What you need to do -> Only a number is wanted: how many lines of the entries include the string "index"?

Given entries ->
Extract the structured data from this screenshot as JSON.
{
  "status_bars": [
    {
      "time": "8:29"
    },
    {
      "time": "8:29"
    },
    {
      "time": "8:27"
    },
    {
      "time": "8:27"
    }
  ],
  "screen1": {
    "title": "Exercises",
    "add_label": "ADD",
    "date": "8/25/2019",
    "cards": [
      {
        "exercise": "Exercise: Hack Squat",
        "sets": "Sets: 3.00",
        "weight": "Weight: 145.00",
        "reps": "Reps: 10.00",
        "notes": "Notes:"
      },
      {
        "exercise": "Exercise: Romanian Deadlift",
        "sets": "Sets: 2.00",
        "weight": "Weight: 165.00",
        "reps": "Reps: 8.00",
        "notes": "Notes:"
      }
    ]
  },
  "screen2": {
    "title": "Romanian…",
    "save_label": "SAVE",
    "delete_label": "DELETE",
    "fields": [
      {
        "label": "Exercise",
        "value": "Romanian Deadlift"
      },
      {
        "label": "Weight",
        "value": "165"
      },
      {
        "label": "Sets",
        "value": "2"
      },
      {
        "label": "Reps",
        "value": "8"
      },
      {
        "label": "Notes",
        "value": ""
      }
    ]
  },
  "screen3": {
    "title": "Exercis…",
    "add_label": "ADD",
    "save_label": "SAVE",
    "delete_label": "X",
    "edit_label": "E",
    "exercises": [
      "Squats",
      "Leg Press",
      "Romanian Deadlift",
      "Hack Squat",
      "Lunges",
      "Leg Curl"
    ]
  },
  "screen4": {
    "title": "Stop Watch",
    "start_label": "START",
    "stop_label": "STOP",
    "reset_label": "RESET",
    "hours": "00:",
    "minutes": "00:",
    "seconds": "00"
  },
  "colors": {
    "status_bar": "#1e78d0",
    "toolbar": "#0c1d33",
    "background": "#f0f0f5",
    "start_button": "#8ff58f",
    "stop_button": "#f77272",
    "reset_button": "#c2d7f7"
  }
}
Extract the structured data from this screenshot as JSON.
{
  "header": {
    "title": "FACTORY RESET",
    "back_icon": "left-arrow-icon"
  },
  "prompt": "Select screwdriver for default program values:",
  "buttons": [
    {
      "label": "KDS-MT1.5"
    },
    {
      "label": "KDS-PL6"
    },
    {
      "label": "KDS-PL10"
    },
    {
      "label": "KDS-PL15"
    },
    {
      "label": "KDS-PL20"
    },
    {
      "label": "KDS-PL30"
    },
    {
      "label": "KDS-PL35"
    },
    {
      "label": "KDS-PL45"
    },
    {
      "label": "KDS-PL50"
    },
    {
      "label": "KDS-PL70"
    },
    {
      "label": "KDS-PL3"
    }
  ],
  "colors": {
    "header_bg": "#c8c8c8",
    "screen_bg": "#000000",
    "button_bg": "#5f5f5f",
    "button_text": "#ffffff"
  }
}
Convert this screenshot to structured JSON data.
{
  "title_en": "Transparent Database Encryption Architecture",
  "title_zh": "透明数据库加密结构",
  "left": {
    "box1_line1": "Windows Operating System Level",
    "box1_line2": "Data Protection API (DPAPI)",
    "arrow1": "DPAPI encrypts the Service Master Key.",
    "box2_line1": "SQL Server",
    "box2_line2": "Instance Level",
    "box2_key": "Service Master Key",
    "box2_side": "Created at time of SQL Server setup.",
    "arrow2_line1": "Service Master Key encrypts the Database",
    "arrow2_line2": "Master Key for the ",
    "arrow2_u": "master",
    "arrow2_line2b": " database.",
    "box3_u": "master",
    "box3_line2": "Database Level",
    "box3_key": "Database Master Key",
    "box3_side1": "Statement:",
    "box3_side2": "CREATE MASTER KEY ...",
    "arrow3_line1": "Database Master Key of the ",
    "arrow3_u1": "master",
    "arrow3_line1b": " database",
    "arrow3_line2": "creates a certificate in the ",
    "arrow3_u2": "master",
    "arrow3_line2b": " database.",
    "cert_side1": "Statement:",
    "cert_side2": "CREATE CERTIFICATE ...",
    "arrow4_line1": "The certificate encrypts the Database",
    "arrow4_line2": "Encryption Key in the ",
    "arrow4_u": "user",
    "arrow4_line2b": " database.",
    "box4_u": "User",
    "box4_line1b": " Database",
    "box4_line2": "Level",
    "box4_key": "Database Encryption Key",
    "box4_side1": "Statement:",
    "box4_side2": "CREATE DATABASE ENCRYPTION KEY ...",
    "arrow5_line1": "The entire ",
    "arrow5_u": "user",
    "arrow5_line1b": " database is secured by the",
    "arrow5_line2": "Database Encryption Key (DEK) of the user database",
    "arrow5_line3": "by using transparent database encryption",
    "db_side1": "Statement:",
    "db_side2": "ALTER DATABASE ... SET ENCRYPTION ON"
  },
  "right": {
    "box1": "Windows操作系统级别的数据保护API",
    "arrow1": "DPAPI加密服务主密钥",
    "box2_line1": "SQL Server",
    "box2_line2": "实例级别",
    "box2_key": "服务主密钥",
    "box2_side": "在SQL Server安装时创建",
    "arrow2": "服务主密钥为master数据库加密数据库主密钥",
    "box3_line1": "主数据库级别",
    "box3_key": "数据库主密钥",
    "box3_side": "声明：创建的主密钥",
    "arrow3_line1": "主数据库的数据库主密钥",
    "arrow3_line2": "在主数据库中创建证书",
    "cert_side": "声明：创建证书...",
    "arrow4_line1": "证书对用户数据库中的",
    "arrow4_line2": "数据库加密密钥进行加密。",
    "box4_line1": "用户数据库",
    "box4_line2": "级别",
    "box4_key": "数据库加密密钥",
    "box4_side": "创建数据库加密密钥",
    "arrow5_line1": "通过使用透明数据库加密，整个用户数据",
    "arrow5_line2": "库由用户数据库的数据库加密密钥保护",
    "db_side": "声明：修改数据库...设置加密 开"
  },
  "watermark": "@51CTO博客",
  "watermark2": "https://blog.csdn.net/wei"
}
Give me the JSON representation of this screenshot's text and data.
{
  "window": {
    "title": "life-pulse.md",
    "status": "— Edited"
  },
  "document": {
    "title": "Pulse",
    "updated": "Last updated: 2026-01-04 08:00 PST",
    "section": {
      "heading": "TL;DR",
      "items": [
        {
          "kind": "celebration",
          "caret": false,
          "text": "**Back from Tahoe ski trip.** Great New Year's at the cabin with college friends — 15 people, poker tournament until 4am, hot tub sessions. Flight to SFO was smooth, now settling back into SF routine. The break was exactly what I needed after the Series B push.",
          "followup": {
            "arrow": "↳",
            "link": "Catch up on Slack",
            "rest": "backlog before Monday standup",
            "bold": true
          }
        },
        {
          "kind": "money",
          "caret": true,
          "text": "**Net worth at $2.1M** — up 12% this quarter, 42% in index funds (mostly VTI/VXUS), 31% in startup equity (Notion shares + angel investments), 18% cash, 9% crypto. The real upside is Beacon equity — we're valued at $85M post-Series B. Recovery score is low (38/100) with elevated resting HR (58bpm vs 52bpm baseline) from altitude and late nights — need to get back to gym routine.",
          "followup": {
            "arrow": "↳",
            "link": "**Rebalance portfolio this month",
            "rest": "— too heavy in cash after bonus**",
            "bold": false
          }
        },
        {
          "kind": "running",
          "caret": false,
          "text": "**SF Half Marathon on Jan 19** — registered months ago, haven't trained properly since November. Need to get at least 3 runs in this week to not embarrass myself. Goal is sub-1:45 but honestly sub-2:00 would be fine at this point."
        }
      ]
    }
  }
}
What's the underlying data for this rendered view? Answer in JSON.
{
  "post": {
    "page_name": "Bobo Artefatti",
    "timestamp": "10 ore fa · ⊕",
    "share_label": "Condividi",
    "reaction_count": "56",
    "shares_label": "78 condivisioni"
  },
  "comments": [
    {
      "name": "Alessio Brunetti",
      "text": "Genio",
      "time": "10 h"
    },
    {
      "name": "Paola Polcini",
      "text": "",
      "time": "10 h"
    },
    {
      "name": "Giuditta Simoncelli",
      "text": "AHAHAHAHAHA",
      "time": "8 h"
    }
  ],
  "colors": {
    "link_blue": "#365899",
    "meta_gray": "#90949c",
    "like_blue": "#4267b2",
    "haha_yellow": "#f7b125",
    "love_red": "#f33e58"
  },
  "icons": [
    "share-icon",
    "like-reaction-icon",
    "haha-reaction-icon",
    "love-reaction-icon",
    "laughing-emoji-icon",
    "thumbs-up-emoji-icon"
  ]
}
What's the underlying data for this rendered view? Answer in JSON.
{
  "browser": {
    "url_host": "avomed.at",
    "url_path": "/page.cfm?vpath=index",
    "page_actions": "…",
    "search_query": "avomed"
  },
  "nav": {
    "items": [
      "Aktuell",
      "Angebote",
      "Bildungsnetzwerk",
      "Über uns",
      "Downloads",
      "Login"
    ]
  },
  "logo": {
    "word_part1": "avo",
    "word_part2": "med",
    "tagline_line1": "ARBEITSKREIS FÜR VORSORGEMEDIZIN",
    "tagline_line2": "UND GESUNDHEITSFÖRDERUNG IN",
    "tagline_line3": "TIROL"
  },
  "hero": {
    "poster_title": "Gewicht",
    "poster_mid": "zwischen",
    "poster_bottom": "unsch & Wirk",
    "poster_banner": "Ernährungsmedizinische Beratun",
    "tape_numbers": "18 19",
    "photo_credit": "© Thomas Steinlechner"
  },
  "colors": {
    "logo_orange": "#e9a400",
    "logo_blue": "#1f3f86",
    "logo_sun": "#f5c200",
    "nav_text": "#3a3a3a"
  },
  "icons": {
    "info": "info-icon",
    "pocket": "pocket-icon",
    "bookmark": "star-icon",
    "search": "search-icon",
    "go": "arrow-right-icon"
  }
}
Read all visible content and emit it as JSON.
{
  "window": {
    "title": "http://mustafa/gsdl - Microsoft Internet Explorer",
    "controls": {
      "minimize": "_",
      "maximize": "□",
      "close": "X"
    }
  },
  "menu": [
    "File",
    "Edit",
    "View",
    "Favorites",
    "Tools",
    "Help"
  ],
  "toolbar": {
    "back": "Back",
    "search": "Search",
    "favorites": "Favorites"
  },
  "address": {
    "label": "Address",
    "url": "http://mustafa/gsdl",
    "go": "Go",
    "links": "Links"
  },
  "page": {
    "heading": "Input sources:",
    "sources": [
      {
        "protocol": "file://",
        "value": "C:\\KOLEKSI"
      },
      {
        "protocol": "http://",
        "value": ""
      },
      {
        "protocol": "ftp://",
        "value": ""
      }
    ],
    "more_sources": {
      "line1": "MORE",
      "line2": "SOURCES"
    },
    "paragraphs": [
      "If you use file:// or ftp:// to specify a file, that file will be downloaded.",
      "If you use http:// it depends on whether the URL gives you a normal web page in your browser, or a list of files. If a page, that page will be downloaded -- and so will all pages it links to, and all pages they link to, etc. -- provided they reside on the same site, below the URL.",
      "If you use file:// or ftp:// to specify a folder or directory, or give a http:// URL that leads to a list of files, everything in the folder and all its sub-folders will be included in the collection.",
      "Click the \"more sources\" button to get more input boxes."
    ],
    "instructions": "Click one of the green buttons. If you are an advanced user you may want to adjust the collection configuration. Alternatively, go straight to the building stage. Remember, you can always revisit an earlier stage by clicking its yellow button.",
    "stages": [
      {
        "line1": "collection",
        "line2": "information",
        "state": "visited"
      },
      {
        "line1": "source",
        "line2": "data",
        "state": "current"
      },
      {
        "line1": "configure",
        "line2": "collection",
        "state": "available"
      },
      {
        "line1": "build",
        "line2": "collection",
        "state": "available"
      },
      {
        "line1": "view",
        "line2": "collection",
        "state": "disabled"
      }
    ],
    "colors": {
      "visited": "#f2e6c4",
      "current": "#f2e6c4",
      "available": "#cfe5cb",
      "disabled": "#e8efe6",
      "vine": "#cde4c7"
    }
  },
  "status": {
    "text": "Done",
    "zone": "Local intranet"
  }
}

Written solution -> 2